Restate the records in their entirety, word for word.

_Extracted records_
# # # # # # #

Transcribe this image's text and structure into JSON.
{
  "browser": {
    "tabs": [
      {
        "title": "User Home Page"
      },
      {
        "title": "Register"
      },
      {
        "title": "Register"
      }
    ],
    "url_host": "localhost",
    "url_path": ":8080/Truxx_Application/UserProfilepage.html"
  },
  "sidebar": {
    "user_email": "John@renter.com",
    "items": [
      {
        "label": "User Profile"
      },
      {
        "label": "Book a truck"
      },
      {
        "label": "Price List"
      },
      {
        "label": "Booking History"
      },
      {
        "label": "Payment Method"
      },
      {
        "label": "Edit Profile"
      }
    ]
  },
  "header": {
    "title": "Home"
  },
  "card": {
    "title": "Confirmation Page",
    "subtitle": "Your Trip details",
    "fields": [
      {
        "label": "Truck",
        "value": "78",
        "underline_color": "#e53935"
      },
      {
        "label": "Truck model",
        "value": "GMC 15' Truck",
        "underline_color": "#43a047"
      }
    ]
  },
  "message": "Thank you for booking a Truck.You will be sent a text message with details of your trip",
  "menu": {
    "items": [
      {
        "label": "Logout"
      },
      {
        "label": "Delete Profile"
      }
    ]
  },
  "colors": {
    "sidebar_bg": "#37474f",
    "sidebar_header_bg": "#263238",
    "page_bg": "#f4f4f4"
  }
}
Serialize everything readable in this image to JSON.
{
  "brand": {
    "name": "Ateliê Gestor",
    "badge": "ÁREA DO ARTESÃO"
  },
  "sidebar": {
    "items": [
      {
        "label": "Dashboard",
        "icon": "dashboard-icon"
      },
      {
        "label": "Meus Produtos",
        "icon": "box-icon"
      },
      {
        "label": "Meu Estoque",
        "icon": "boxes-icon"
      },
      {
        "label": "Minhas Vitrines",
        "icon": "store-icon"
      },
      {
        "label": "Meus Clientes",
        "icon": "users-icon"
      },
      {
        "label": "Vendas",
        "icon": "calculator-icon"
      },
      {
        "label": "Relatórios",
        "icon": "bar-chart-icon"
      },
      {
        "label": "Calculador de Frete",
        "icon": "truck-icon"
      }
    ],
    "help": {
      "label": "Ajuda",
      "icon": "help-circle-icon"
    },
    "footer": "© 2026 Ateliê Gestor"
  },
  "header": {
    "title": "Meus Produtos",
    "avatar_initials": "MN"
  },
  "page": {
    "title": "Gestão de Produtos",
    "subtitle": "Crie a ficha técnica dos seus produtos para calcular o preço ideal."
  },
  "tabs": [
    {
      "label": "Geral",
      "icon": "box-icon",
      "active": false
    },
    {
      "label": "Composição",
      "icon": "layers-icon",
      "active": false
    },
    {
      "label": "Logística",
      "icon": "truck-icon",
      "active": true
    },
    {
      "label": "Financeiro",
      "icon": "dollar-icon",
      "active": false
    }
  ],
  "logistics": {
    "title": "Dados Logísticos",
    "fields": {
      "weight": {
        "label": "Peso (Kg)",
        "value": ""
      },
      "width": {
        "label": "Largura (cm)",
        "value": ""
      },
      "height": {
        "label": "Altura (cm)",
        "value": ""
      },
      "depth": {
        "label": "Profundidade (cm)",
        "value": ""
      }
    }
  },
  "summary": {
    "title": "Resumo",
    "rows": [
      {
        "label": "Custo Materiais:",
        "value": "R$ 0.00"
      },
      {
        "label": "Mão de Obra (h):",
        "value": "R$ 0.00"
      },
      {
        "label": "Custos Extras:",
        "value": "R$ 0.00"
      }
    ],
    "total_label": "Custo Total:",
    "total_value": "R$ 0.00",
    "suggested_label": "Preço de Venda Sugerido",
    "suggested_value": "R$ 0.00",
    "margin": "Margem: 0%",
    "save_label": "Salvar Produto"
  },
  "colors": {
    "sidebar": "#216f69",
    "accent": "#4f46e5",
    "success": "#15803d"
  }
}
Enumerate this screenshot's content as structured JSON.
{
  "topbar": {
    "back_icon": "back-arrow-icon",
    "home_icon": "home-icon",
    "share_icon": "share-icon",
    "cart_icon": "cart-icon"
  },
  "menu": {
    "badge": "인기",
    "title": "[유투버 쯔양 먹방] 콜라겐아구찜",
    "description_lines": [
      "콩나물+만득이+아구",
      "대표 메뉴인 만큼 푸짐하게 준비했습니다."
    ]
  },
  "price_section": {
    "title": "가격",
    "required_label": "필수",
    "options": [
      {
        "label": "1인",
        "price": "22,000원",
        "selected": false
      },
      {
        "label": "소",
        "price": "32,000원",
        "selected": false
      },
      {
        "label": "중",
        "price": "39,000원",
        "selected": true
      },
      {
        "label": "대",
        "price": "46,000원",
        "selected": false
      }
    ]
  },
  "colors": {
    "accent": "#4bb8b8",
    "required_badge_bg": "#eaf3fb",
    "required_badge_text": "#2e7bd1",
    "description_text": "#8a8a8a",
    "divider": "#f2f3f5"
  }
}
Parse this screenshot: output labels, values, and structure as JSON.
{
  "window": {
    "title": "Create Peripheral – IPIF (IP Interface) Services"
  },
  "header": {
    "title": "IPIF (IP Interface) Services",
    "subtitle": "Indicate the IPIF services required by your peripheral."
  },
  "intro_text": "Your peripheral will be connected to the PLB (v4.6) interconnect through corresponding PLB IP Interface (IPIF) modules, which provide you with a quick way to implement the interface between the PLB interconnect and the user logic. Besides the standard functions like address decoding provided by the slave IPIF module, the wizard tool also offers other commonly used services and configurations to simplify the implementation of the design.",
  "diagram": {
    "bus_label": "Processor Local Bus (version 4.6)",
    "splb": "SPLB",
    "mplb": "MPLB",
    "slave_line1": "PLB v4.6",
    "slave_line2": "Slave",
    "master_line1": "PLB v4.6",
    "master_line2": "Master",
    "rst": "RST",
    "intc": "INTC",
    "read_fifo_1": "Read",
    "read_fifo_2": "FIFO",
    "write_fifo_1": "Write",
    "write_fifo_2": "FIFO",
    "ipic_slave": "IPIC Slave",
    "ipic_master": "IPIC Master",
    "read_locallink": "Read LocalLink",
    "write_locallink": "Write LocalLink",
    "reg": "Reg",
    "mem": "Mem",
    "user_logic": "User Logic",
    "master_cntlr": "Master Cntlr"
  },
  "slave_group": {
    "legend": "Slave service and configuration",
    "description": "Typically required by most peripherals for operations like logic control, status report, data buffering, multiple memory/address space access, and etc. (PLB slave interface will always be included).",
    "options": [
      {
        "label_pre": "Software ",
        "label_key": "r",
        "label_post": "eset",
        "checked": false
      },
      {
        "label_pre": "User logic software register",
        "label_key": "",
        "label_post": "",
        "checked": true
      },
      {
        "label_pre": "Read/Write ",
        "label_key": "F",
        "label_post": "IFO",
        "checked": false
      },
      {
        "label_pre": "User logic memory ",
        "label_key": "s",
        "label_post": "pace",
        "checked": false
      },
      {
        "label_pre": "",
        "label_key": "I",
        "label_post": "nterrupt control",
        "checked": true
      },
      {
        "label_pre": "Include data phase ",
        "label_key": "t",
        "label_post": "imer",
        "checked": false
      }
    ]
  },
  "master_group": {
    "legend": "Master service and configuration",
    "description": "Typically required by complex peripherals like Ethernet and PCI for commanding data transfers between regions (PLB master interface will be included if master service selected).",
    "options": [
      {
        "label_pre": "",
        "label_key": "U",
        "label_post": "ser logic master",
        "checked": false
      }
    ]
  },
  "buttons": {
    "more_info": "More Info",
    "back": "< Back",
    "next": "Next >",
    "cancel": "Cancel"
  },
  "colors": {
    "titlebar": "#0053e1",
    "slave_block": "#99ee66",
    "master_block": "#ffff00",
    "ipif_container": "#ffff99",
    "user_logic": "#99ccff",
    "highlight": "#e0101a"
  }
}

# # # # # # #

_Solution_
Transcribe this image's text and structure into JSON.
{
  "browser": {
    "tabs": [
      {
        "title": "User Home Page"
      },
      {
        "title": "Register"
      },
      {
        "title": "Register"
      }
    ],
    "url_host": "localhost",
    "url_path": ":8080/Truxx_Application/UserProfilepage.html"
  },
  "sidebar": {
    "user_email": "John@renter.com",
    "items": [
      {
        "label": "User Profile"
      },
      {
        "label": "Book a truck"
      },
      {
        "label": "Price List"
      },
      {
        "label": "Booking History"
      },
      {
        "label": "Payment Method"
      },
      {
        "label": "Edit Profile"
      }
    ]
  },
  "header": {
    "title": "Home"
  },
  "card": {
    "title": "Confirmation Page",
    "subtitle": "Your Trip details",
    "fields": [
      {
        "label": "Truck",
        "value": "78",
        "underline_color": "#e53935"
      },
      {
        "label": "Truck model",
        "value": "GMC 15' Truck",
        "underline_color": "#43a047"
      }
    ]
  },
  "message": "Thank you for booking a Truck.You will be sent a text message with details of your trip",
  "menu": {
    "items": [
      {
        "label": "Logout"
      },
      {
        "label": "Delete Profile"
      }
    ]
  },
  "colors": {
    "sidebar_bg": "#37474f",
    "sidebar_header_bg": "#263238",
    "page_bg": "#f4f4f4"
  }
}
Serialize everything readable in this image to JSON.
{
  "brand": {
    "name": "Ateliê Gestor",
    "badge": "ÁREA DO ARTESÃO"
  },
  "sidebar": {
    "items": [
      {
        "label": "Dashboard",
        "icon": "dashboard-icon"
      },
      {
        "label": "Meus Produtos",
        "icon": "box-icon"
      },
      {
        "label": "Meu Estoque",
        "icon": "boxes-icon"
      },
      {
        "label": "Minhas Vitrines",
        "icon": "store-icon"
      },
      {
        "label": "Meus Clientes",
        "icon": "users-icon"
      },
      {
        "label": "Vendas",
        "icon": "calculator-icon"
      },
      {
        "label": "Relatórios",
        "icon": "bar-chart-icon"
      },
      {
        "label": "Calculador de Frete",
        "icon": "truck-icon"
      }
    ],
    "help": {
      "label": "Ajuda",
      "icon": "help-circle-icon"
    },
    "footer": "© 2026 Ateliê Gestor"
  },
  "header": {
    "title": "Meus Produtos",
    "avatar_initials": "MN"
  },
  "page": {
    "title": "Gestão de Produtos",
    "subtitle": "Crie a ficha técnica dos seus produtos para calcular o preço ideal."
  },
  "tabs": [
    {
      "label": "Geral",
      "icon": "box-icon",
      "active": false
    },
    {
      "label": "Composição",
      "icon": "layers-icon",
      "active": false
    },
    {
      "label": "Logística",
      "icon": "truck-icon",
      "active": true
    },
    {
      "label": "Financeiro",
      "icon": "dollar-icon",
      "active": false
    }
  ],
  "logistics": {
    "title": "Dados Logísticos",
    "fields": {
      "weight": {
        "label": "Peso (Kg)",
        "value": ""
      },
      "width": {
        "label": "Largura (cm)",
        "value": ""
      },
      "height": {
        "label": "Altura (cm)",
        "value": ""
      },
      "depth": {
        "label": "Profundidade (cm)",
        "value": ""
      }
    }
  },
  "summary": {
    "title": "Resumo",
    "rows": [
      {
        "label": "Custo Materiais:",
        "value": "R$ 0.00"
      },
      {
        "label": "Mão de Obra (h):",
        "value": "R$ 0.00"
      },
      {
        "label": "Custos Extras:",
        "value": "R$ 0.00"
      }
    ],
    "total_label": "Custo Total:",
    "total_value": "R$ 0.00",
    "suggested_label": "Preço de Venda Sugerido",
    "suggested_value": "R$ 0.00",
    "margin": "Margem: 0%",
    "save_label": "Salvar Produto"
  },
  "colors": {
    "sidebar": "#216f69",
    "accent": "#4f46e5",
    "success": "#15803d"
  }
}
Enumerate this screenshot's content as structured JSON.
{
  "topbar": {
    "back_icon": "back-arrow-icon",
    "home_icon": "home-icon",
    "share_icon": "share-icon",
    "cart_icon": "cart-icon"
  },
  "menu": {
    "badge": "인기",
    "title": "[유투버 쯔양 먹방] 콜라겐아구찜",
    "description_lines": [
      "콩나물+만득이+아구",
      "대표 메뉴인 만큼 푸짐하게 준비했습니다."
    ]
  },
  "price_section": {
    "title": "가격",
    "required_label": "필수",
    "options": [
      {
        "label": "1인",
        "price": "22,000원",
        "selected": false
      },
      {
        "label": "소",
        "price": "32,000원",
        "selected": false
      },
      {
        "label": "중",
        "price": "39,000원",
        "selected": true
      },
      {
        "label": "대",
        "price": "46,000원",
        "selected": false
      }
    ]
  },
  "colors": {
    "accent": "#4bb8b8",
    "required_badge_bg": "#eaf3fb",
    "required_badge_text": "#2e7bd1",
    "description_text": "#8a8a8a",
    "divider": "#f2f3f5"
  }
}
Parse this screenshot: output labels, values, and structure as JSON.
{
  "window": {
    "title": "Create Peripheral – IPIF (IP Interface) Services"
  },
  "header": {
    "title": "IPIF (IP Interface) Services",
    "subtitle": "Indicate the IPIF services required by your peripheral."
  },
  "intro_text": "Your peripheral will be connected to the PLB (v4.6) interconnect through corresponding PLB IP Interface (IPIF) modules, which provide you with a quick way to implement the interface between the PLB interconnect and the user logic. Besides the standard functions like address decoding provided by the slave IPIF module, the wizard tool also offers other commonly used services and configurations to simplify the implementation of the design.",
  "diagram": {
    "bus_label": "Processor Local Bus (version 4.6)",
    "splb": "SPLB",
    "mplb": "MPLB",
    "slave_line1": "PLB v4.6",
    "slave_line2": "Slave",
    "master_line1": "PLB v4.6",
    "master_line2": "Master",
    "rst": "RST",
    "intc": "INTC",
    "read_fifo_1": "Read",
    "read_fifo_2": "FIFO",
    "write_fifo_1": "Write",
    "write_fifo_2": "FIFO",
    "ipic_slave": "IPIC Slave",
    "ipic_master": "IPIC Master",
    "read_locallink": "Read LocalLink",
    "write_locallink": "Write LocalLink",
    "reg": "Reg",
    "mem": "Mem",
    "user_logic": "User Logic",
    "master_cntlr": "Master Cntlr"
  },
  "slave_group": {
    "legend": "Slave service and configuration",
    "description": "Typically required by most peripherals for operations like logic control, status report, data buffering, multiple memory/address space access, and etc. (PLB slave interface will always be included).",
    "options": [
      {
        "label_pre": "Software ",
        "label_key": "r",
        "label_post": "eset",
        "checked": false
      },
      {
        "label_pre": "User logic software register",
        "label_key": "",
        "label_post": "",
        "checked": true
      },
      {
        "label_pre": "Read/Write ",
        "label_key": "F",
        "label_post": "IFO",
        "checked": false
      },
      {
        "label_pre": "User logic memory ",
        "label_key": "s",
        "label_post": "pace",
        "checked": false
      },
      {
        "label_pre": "",
        "label_key": "I",
        "label_post": "nterrupt control",
        "checked": true
      },
      {
        "label_pre": "Include data phase ",
        "label_key": "t",
        "label_post": "imer",
        "checked": false
      }
    ]
  },
  "master_group": {
    "legend": "Master service and configuration",
    "description": "Typically required by complex peripherals like Ethernet and PCI for commanding data transfers between regions (PLB master interface will be included if master service selected).",
    "options": [
      {
        "label_pre": "",
        "label_key": "U",
        "label_post": "ser logic master",
        "checked": false
      }
    ]
  },
  "buttons": {
    "more_info": "More Info",
    "back": "< Back",
    "next": "Next >",
    "cancel": "Cancel"
  },
  "colors": {
    "titlebar": "#0053e1",
    "slave_block": "#99ee66",
    "master_block": "#ffff00",
    "ipif_container": "#ffff99",
    "user_logic": "#99ccff",
    "highlight": "#e0101a"
  }
}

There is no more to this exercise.